▶ _Given instruction_
Transcribe the lines below verbatim, skipping the images.

▶ _The data_
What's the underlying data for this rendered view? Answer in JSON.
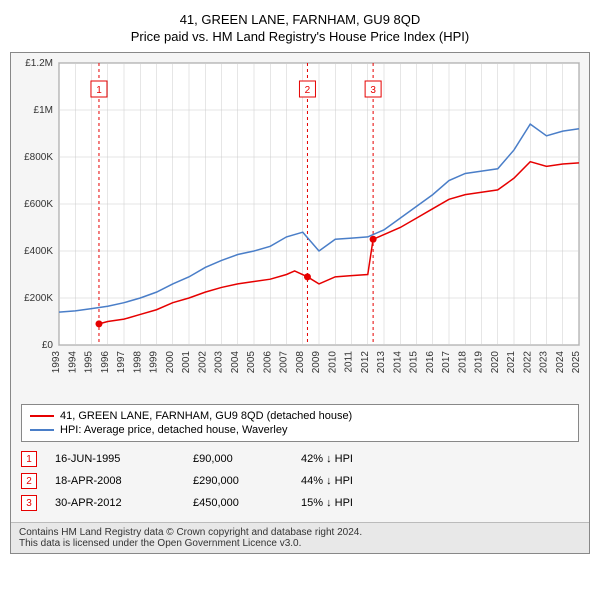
{
  "title_line1": "41, GREEN LANE, FARNHAM, GU9 8QD",
  "title_line2": "Price paid vs. HM Land Registry's House Price Index (HPI)",
  "chart": {
    "type": "line",
    "background_color": "#f5f5f5",
    "plot_bg": "#ffffff",
    "grid_color": "#cccccc",
    "axis_color": "#666666",
    "label_fontsize": 11,
    "tick_fontsize": 10,
    "x": {
      "min": 1993,
      "max": 2025,
      "ticks": [
        1993,
        1994,
        1995,
        1996,
        1997,
        1998,
        1999,
        2000,
        2001,
        2002,
        2003,
        2004,
        2005,
        2006,
        2007,
        2008,
        2009,
        2010,
        2011,
        2012,
        2013,
        2014,
        2015,
        2016,
        2017,
        2018,
        2019,
        2020,
        2021,
        2022,
        2023,
        2024,
        2025
      ],
      "labels_rotated": true
    },
    "y": {
      "min": 0,
      "max": 1200000,
      "ticks": [
        0,
        200000,
        400000,
        600000,
        800000,
        1000000,
        1200000
      ],
      "tick_labels": [
        "£0",
        "£200K",
        "£400K",
        "£600K",
        "£800K",
        "£1M",
        "£1.2M"
      ]
    },
    "series": [
      {
        "name": "41, GREEN LANE, FARNHAM, GU9 8QD (detached house)",
        "color": "#e60000",
        "line_width": 1.5,
        "points": [
          [
            1995.46,
            90000
          ],
          [
            1996,
            100000
          ],
          [
            1997,
            110000
          ],
          [
            1998,
            130000
          ],
          [
            1999,
            150000
          ],
          [
            2000,
            180000
          ],
          [
            2001,
            200000
          ],
          [
            2002,
            225000
          ],
          [
            2003,
            245000
          ],
          [
            2004,
            260000
          ],
          [
            2005,
            270000
          ],
          [
            2006,
            280000
          ],
          [
            2007,
            300000
          ],
          [
            2007.5,
            315000
          ],
          [
            2008.29,
            290000
          ],
          [
            2009,
            260000
          ],
          [
            2010,
            290000
          ],
          [
            2011,
            295000
          ],
          [
            2012,
            300000
          ],
          [
            2012.33,
            450000
          ],
          [
            2013,
            470000
          ],
          [
            2014,
            500000
          ],
          [
            2015,
            540000
          ],
          [
            2016,
            580000
          ],
          [
            2017,
            620000
          ],
          [
            2018,
            640000
          ],
          [
            2019,
            650000
          ],
          [
            2020,
            660000
          ],
          [
            2021,
            710000
          ],
          [
            2022,
            780000
          ],
          [
            2023,
            760000
          ],
          [
            2024,
            770000
          ],
          [
            2025,
            775000
          ]
        ]
      },
      {
        "name": "HPI: Average price, detached house, Waverley",
        "color": "#4a7ec8",
        "line_width": 1.5,
        "points": [
          [
            1993,
            140000
          ],
          [
            1994,
            145000
          ],
          [
            1995,
            155000
          ],
          [
            1996,
            165000
          ],
          [
            1997,
            180000
          ],
          [
            1998,
            200000
          ],
          [
            1999,
            225000
          ],
          [
            2000,
            260000
          ],
          [
            2001,
            290000
          ],
          [
            2002,
            330000
          ],
          [
            2003,
            360000
          ],
          [
            2004,
            385000
          ],
          [
            2005,
            400000
          ],
          [
            2006,
            420000
          ],
          [
            2007,
            460000
          ],
          [
            2008,
            480000
          ],
          [
            2009,
            400000
          ],
          [
            2010,
            450000
          ],
          [
            2011,
            455000
          ],
          [
            2012,
            460000
          ],
          [
            2013,
            490000
          ],
          [
            2014,
            540000
          ],
          [
            2015,
            590000
          ],
          [
            2016,
            640000
          ],
          [
            2017,
            700000
          ],
          [
            2018,
            730000
          ],
          [
            2019,
            740000
          ],
          [
            2020,
            750000
          ],
          [
            2021,
            830000
          ],
          [
            2022,
            940000
          ],
          [
            2023,
            890000
          ],
          [
            2024,
            910000
          ],
          [
            2025,
            920000
          ]
        ]
      }
    ],
    "sale_markers": [
      {
        "n": "1",
        "x": 1995.46,
        "y": 90000
      },
      {
        "n": "2",
        "x": 2008.29,
        "y": 290000
      },
      {
        "n": "3",
        "x": 2012.33,
        "y": 450000
      }
    ],
    "marker_color": "#e60000",
    "marker_dash": "3,3"
  },
  "legend": {
    "items": [
      {
        "color": "#e60000",
        "label": "41, GREEN LANE, FARNHAM, GU9 8QD (detached house)"
      },
      {
        "color": "#4a7ec8",
        "label": "HPI: Average price, detached house, Waverley"
      }
    ]
  },
  "sales": [
    {
      "n": "1",
      "date": "16-JUN-1995",
      "price": "£90,000",
      "diff": "42% ↓ HPI"
    },
    {
      "n": "2",
      "date": "18-APR-2008",
      "price": "£290,000",
      "diff": "44% ↓ HPI"
    },
    {
      "n": "3",
      "date": "30-APR-2012",
      "price": "£450,000",
      "diff": "15% ↓ HPI"
    }
  ],
  "footer_line1": "Contains HM Land Registry data © Crown copyright and database right 2024.",
  "footer_line2": "This data is licensed under the Open Government Licence v3.0."
}
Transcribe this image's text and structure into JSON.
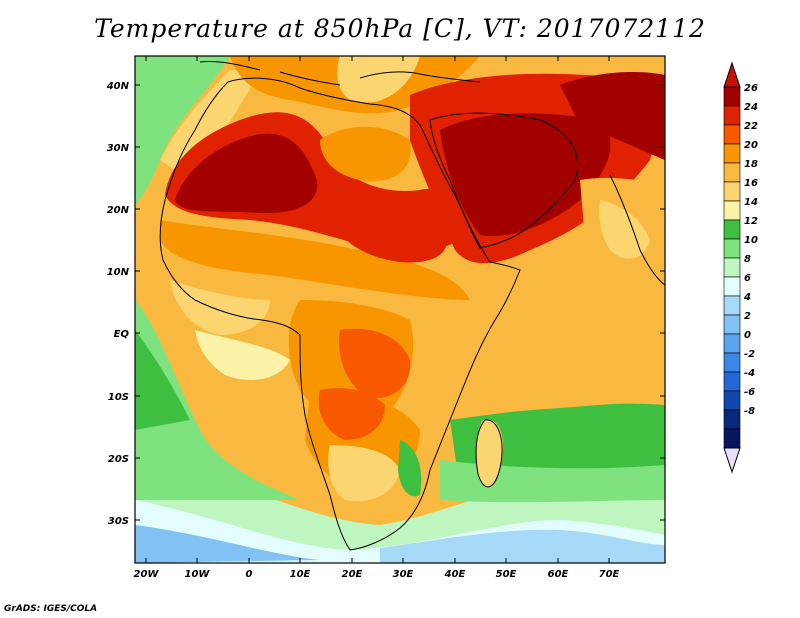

▶ _Answer to the problem_
What's the underlying data for this rendered view? Answer in JSON.
{
  "title_line1": "41, GREEN LANE, FARNHAM, GU9 8QD",
  "title_line2": "Price paid vs. HM Land Registry's House Price Index (HPI)",
  "chart": {
    "type": "line",
    "background_color": "#f5f5f5",
    "plot_bg": "#ffffff",
    "grid_color": "#cccccc",
    "axis_color": "#666666",
    "label_fontsize": 11,
    "tick_fontsize": 10,
    "x": {
      "min": 1993,
      "max": 2025,
      "ticks": [
        1993,
        1994,
        1995,
        1996,
        1997,
        1998,
        1999,
        2000,
        2001,
        2002,
        2003,
        2004,
        2005,
        2006,
        2007,
        2008,
        2009,
        2010,
        2011,
        2012,
        2013,
        2014,
        2015,
        2016,
        2017,
        2018,
        2019,
        2020,
        2021,
        2022,
        2023,
        2024,
        2025
      ],
      "labels_rotated": true
    },
    "y": {
      "min": 0,
      "max": 1200000,
      "ticks": [
        0,
        200000,
        400000,
        600000,
        800000,
        1000000,
        1200000
      ],
      "tick_labels": [
        "£0",
        "£200K",
        "£400K",
        "£600K",
        "£800K",
        "£1M",
        "£1.2M"
      ]
    },
    "series": [
      {
        "name": "41, GREEN LANE, FARNHAM, GU9 8QD (detached house)",
        "color": "#e60000",
        "line_width": 1.5,
        "points": [
          [
            1995.46,
            90000
          ],
          [
            1996,
            100000
          ],
          [
            1997,
            110000
          ],
          [
            1998,
            130000
          ],
          [
            1999,
            150000
          ],
          [
            2000,
            180000
          ],
          [
            2001,
            200000
          ],
          [
            2002,
            225000
          ],
          [
            2003,
            245000
          ],
          [
            2004,
            260000
          ],
          [
            2005,
            270000
          ],
          [
            2006,
            280000
          ],
          [
            2007,
            300000
          ],
          [
            2007.5,
            315000
          ],
          [
            2008.29,
            290000
          ],
          [
            2009,
            260000
          ],
          [
            2010,
            290000
          ],
          [
            2011,
            295000
          ],
          [
            2012,
            300000
          ],
          [
            2012.33,
            450000
          ],
          [
            2013,
            470000
          ],
          [
            2014,
            500000
          ],
          [
            2015,
            540000
          ],
          [
            2016,
            580000
          ],
          [
            2017,
            620000
          ],
          [
            2018,
            640000
          ],
          [
            2019,
            650000
          ],
          [
            2020,
            660000
          ],
          [
            2021,
            710000
          ],
          [
            2022,
            780000
          ],
          [
            2023,
            760000
          ],
          [
            2024,
            770000
          ],
          [
            2025,
            775000
          ]
        ]
      },
      {
        "name": "HPI: Average price, detached house, Waverley",
        "color": "#4a7ec8",
        "line_width": 1.5,
        "points": [
          [
            1993,
            140000
          ],
          [
            1994,
            145000
          ],
          [
            1995,
            155000
          ],
          [
            1996,
            165000
          ],
          [
            1997,
            180000
          ],
          [
            1998,
            200000
          ],
          [
            1999,
            225000
          ],
          [
            2000,
            260000
          ],
          [
            2001,
            290000
          ],
          [
            2002,
            330000
          ],
          [
            2003,
            360000
          ],
          [
            2004,
            385000
          ],
          [
            2005,
            400000
          ],
          [
            2006,
            420000
          ],
          [
            2007,
            460000
          ],
          [
            2008,
            480000
          ],
          [
            2009,
            400000
          ],
          [
            2010,
            450000
          ],
          [
            2011,
            455000
          ],
          [
            2012,
            460000
          ],
          [
            2013,
            490000
          ],
          [
            2014,
            540000
          ],
          [
            2015,
            590000
          ],
          [
            2016,
            640000
          ],
          [
            2017,
            700000
          ],
          [
            2018,
            730000
          ],
          [
            2019,
            740000
          ],
          [
            2020,
            750000
          ],
          [
            2021,
            830000
          ],
          [
            2022,
            940000
          ],
          [
            2023,
            890000
          ],
          [
            2024,
            910000
          ],
          [
            2025,
            920000
          ]
        ]
      }
    ],
    "sale_markers": [
      {
        "n": "1",
        "x": 1995.46,
        "y": 90000
      },
      {
        "n": "2",
        "x": 2008.29,
        "y": 290000
      },
      {
        "n": "3",
        "x": 2012.33,
        "y": 450000
      }
    ],
    "marker_color": "#e60000",
    "marker_dash": "3,3"
  },
  "legend": {
    "items": [
      {
        "color": "#e60000",
        "label": "41, GREEN LANE, FARNHAM, GU9 8QD (detached house)"
      },
      {
        "color": "#4a7ec8",
        "label": "HPI: Average price, detached house, Waverley"
      }
    ]
  },
  "sales": [
    {
      "n": "1",
      "date": "16-JUN-1995",
      "price": "£90,000",
      "diff": "42% ↓ HPI"
    },
    {
      "n": "2",
      "date": "18-APR-2008",
      "price": "£290,000",
      "diff": "44% ↓ HPI"
    },
    {
      "n": "3",
      "date": "30-APR-2012",
      "price": "£450,000",
      "diff": "15% ↓ HPI"
    }
  ],
  "footer_line1": "Contains HM Land Registry data © Crown copyright and database right 2024.",
  "footer_line2": "This data is licensed under the Open Government Licence v3.0."
}
Transcribe this image's text and structure into JSON.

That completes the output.